Your objective: Could you transcribe the material below exactly, without leaving out a single line?

Data records
══════
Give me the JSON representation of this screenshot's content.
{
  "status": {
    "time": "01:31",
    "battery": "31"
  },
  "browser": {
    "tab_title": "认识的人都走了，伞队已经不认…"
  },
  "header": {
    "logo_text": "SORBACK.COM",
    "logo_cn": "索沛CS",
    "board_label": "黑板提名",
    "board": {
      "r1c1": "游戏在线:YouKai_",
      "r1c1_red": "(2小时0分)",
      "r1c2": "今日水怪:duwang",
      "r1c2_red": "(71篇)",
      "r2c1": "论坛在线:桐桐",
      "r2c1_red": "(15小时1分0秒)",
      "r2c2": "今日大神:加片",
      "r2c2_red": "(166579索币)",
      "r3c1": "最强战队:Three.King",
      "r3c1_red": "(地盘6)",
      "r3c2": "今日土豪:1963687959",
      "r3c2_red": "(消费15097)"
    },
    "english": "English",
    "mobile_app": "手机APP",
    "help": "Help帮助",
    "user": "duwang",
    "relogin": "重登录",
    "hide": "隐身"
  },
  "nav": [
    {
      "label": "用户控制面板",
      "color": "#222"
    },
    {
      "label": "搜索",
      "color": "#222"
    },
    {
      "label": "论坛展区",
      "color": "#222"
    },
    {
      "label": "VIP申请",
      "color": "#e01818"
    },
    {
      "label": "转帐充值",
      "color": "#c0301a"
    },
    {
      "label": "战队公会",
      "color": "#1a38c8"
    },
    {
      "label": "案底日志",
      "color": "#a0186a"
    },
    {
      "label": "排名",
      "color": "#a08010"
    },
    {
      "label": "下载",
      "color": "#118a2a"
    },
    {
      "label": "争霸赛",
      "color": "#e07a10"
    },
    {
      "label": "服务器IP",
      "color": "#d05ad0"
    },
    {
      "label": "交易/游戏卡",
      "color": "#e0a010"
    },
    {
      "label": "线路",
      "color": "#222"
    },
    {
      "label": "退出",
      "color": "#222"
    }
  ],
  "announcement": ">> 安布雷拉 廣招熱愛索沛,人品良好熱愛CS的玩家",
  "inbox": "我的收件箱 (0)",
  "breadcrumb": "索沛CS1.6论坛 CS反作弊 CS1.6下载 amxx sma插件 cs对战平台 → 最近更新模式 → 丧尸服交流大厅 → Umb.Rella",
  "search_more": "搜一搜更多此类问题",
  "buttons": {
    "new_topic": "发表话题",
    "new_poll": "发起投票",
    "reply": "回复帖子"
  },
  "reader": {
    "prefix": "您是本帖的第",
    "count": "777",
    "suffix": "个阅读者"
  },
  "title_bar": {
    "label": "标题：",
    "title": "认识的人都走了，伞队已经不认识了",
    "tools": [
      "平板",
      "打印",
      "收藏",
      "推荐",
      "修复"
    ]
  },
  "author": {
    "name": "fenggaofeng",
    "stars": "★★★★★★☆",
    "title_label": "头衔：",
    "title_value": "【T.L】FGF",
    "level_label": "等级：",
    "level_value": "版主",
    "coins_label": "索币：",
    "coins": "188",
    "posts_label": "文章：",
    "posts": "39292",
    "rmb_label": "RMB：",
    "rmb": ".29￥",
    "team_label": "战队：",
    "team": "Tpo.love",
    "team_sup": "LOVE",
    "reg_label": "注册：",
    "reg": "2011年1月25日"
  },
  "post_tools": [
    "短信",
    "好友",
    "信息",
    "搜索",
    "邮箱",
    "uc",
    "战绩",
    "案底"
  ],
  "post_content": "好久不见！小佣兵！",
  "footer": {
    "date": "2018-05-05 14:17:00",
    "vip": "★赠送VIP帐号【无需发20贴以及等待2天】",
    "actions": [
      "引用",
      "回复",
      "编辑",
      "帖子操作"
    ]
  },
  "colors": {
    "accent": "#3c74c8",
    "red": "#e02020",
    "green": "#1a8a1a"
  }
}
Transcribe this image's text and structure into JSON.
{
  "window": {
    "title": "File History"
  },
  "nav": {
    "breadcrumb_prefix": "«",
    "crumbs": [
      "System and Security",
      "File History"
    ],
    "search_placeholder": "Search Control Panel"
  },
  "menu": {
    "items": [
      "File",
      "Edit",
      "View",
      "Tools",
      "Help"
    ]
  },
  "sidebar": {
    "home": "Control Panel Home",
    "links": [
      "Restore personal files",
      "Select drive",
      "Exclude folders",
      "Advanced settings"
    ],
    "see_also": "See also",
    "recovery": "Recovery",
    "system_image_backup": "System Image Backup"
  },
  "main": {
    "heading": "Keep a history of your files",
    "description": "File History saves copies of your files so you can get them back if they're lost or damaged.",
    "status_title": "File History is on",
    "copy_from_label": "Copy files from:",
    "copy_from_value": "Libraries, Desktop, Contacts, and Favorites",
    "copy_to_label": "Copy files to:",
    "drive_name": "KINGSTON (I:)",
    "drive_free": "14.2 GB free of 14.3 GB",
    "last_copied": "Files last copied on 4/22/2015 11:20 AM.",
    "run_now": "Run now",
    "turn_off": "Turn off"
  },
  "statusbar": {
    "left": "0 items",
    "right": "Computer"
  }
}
══════
Result for this exercise:
Give me the JSON representation of this screenshot's content.
{
  "status": {
    "time": "01:31",
    "battery": "31"
  },
  "browser": {
    "tab_title": "认识的人都走了，伞队已经不认…"
  },
  "header": {
    "logo_text": "SORBACK.COM",
    "logo_cn": "索沛CS",
    "board_label": "黑板提名",
    "board": {
      "r1c1": "游戏在线:YouKai_",
      "r1c1_red": "(2小时0分)",
      "r1c2": "今日水怪:duwang",
      "r1c2_red": "(71篇)",
      "r2c1": "论坛在线:桐桐",
      "r2c1_red": "(15小时1分0秒)",
      "r2c2": "今日大神:加片",
      "r2c2_red": "(166579索币)",
      "r3c1": "最强战队:Three.King",
      "r3c1_red": "(地盘6)",
      "r3c2": "今日土豪:1963687959",
      "r3c2_red": "(消费15097)"
    },
    "english": "English",
    "mobile_app": "手机APP",
    "help": "Help帮助",
    "user": "duwang",
    "relogin": "重登录",
    "hide": "隐身"
  },
  "nav": [
    {
      "label": "用户控制面板",
      "color": "#222"
    },
    {
      "label": "搜索",
      "color": "#222"
    },
    {
      "label": "论坛展区",
      "color": "#222"
    },
    {
      "label": "VIP申请",
      "color": "#e01818"
    },
    {
      "label": "转帐充值",
      "color": "#c0301a"
    },
    {
      "label": "战队公会",
      "color": "#1a38c8"
    },
    {
      "label": "案底日志",
      "color": "#a0186a"
    },
    {
      "label": "排名",
      "color": "#a08010"
    },
    {
      "label": "下载",
      "color": "#118a2a"
    },
    {
      "label": "争霸赛",
      "color": "#e07a10"
    },
    {
      "label": "服务器IP",
      "color": "#d05ad0"
    },
    {
      "label": "交易/游戏卡",
      "color": "#e0a010"
    },
    {
      "label": "线路",
      "color": "#222"
    },
    {
      "label": "退出",
      "color": "#222"
    }
  ],
  "announcement": ">> 安布雷拉 廣招熱愛索沛,人品良好熱愛CS的玩家",
  "inbox": "我的收件箱 (0)",
  "breadcrumb": "索沛CS1.6论坛 CS反作弊 CS1.6下载 amxx sma插件 cs对战平台 → 最近更新模式 → 丧尸服交流大厅 → Umb.Rella",
  "search_more": "搜一搜更多此类问题",
  "buttons": {
    "new_topic": "发表话题",
    "new_poll": "发起投票",
    "reply": "回复帖子"
  },
  "reader": {
    "prefix": "您是本帖的第",
    "count": "777",
    "suffix": "个阅读者"
  },
  "title_bar": {
    "label": "标题：",
    "title": "认识的人都走了，伞队已经不认识了",
    "tools": [
      "平板",
      "打印",
      "收藏",
      "推荐",
      "修复"
    ]
  },
  "author": {
    "name": "fenggaofeng",
    "stars": "★★★★★★☆",
    "title_label": "头衔：",
    "title_value": "【T.L】FGF",
    "level_label": "等级：",
    "level_value": "版主",
    "coins_label": "索币：",
    "coins": "188",
    "posts_label": "文章：",
    "posts": "39292",
    "rmb_label": "RMB：",
    "rmb": ".29￥",
    "team_label": "战队：",
    "team": "Tpo.love",
    "team_sup": "LOVE",
    "reg_label": "注册：",
    "reg": "2011年1月25日"
  },
  "post_tools": [
    "短信",
    "好友",
    "信息",
    "搜索",
    "邮箱",
    "uc",
    "战绩",
    "案底"
  ],
  "post_content": "好久不见！小佣兵！",
  "footer": {
    "date": "2018-05-05 14:17:00",
    "vip": "★赠送VIP帐号【无需发20贴以及等待2天】",
    "actions": [
      "引用",
      "回复",
      "编辑",
      "帖子操作"
    ]
  },
  "colors": {
    "accent": "#3c74c8",
    "red": "#e02020",
    "green": "#1a8a1a"
  }
}
Transcribe this image's text and structure into JSON.
{
  "window": {
    "title": "File History"
  },
  "nav": {
    "breadcrumb_prefix": "«",
    "crumbs": [
      "System and Security",
      "File History"
    ],
    "search_placeholder": "Search Control Panel"
  },
  "menu": {
    "items": [
      "File",
      "Edit",
      "View",
      "Tools",
      "Help"
    ]
  },
  "sidebar": {
    "home": "Control Panel Home",
    "links": [
      "Restore personal files",
      "Select drive",
      "Exclude folders",
      "Advanced settings"
    ],
    "see_also": "See also",
    "recovery": "Recovery",
    "system_image_backup": "System Image Backup"
  },
  "main": {
    "heading": "Keep a history of your files",
    "description": "File History saves copies of your files so you can get them back if they're lost or damaged.",
    "status_title": "File History is on",
    "copy_from_label": "Copy files from:",
    "copy_from_value": "Libraries, Desktop, Contacts, and Favorites",
    "copy_to_label": "Copy files to:",
    "drive_name": "KINGSTON (I:)",
    "drive_free": "14.2 GB free of 14.3 GB",
    "last_copied": "Files last copied on 4/22/2015 11:20 AM.",
    "run_now": "Run now",
    "turn_off": "Turn off"
  },
  "statusbar": {
    "left": "0 items",
    "right": "Computer"
  }
}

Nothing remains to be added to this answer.